begin THE RECORDS

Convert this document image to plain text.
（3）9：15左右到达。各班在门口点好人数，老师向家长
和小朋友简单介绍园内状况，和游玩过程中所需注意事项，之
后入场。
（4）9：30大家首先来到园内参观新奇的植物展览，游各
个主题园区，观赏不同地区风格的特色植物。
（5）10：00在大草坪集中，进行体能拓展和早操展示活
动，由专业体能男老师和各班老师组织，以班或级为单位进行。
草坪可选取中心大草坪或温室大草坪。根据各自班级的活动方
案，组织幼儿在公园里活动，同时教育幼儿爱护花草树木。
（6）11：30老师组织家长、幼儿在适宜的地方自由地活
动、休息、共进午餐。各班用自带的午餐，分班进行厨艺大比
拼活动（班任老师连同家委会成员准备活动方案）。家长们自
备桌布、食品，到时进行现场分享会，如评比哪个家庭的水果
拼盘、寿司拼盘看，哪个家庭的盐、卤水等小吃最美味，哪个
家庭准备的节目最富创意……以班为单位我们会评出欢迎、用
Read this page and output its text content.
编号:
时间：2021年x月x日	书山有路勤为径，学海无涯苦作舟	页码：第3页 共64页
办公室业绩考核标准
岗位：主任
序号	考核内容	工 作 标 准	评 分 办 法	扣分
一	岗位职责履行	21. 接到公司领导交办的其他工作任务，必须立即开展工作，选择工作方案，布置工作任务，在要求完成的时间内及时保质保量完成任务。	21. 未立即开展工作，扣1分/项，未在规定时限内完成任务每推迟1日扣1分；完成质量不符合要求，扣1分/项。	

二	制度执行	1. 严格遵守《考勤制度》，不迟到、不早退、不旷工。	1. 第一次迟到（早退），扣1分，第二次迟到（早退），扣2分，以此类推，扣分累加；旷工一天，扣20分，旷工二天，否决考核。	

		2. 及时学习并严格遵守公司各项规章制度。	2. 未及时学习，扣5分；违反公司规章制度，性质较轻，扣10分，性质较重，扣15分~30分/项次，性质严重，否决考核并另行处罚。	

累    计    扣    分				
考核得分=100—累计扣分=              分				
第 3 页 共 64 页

end THE RECORDS
begin THE RECORDS

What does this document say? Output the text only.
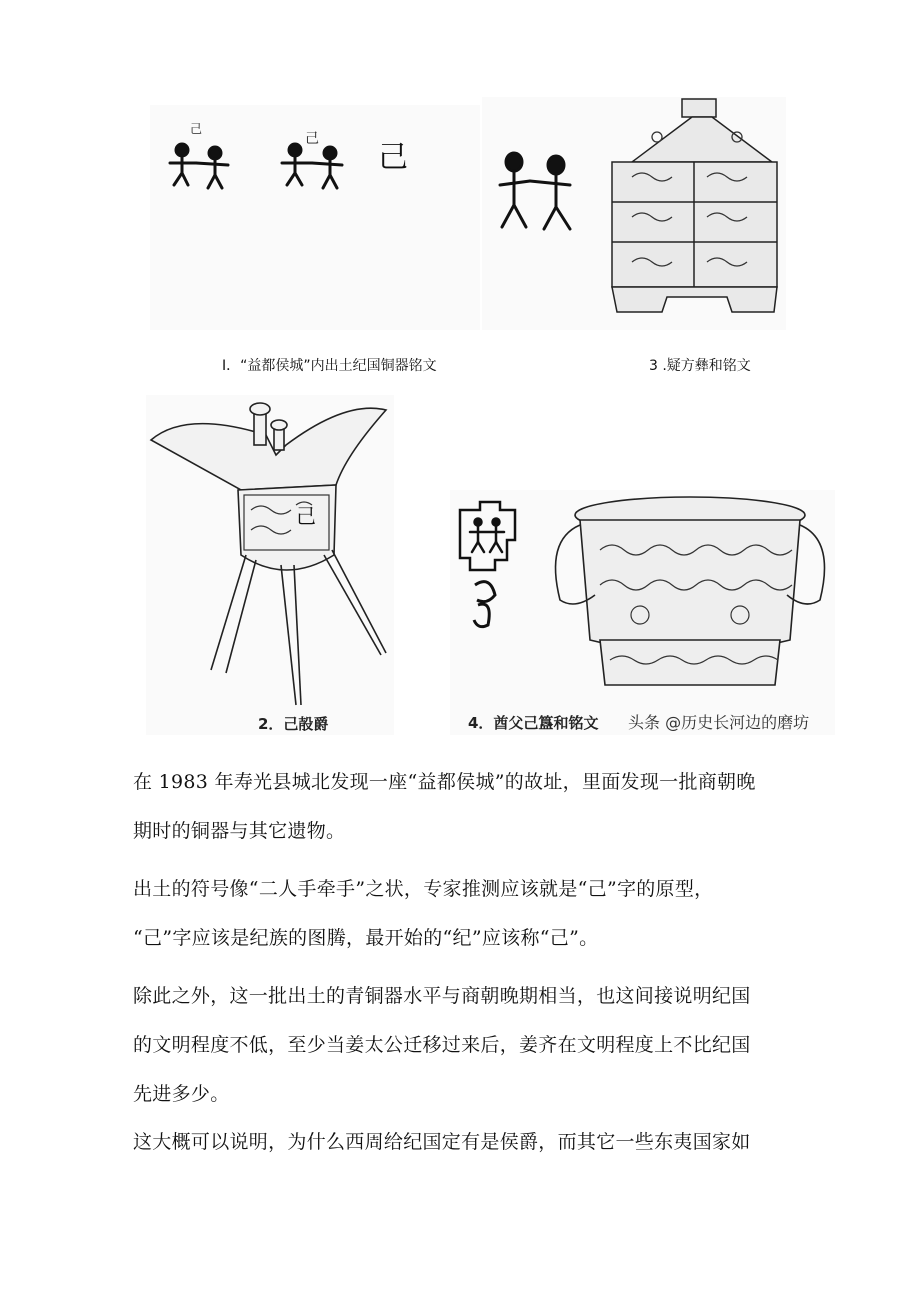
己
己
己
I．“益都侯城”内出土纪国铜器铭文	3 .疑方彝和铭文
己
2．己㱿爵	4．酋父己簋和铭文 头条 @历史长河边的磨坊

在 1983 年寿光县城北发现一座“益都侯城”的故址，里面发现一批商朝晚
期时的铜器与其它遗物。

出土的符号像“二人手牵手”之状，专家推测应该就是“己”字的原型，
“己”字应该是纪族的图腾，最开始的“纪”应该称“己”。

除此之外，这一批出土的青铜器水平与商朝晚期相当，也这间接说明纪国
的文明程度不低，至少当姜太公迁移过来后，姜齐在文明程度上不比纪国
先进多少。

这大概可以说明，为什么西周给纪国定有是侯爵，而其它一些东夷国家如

end THE RECORDS

TASK TO CARRY OUT -
Copy out each line in the preceding records that contains "text".

RIGHT ANSWER -
Convert this document image to plain text.
Read this page and output its text content.
What does this document say? Output the text only.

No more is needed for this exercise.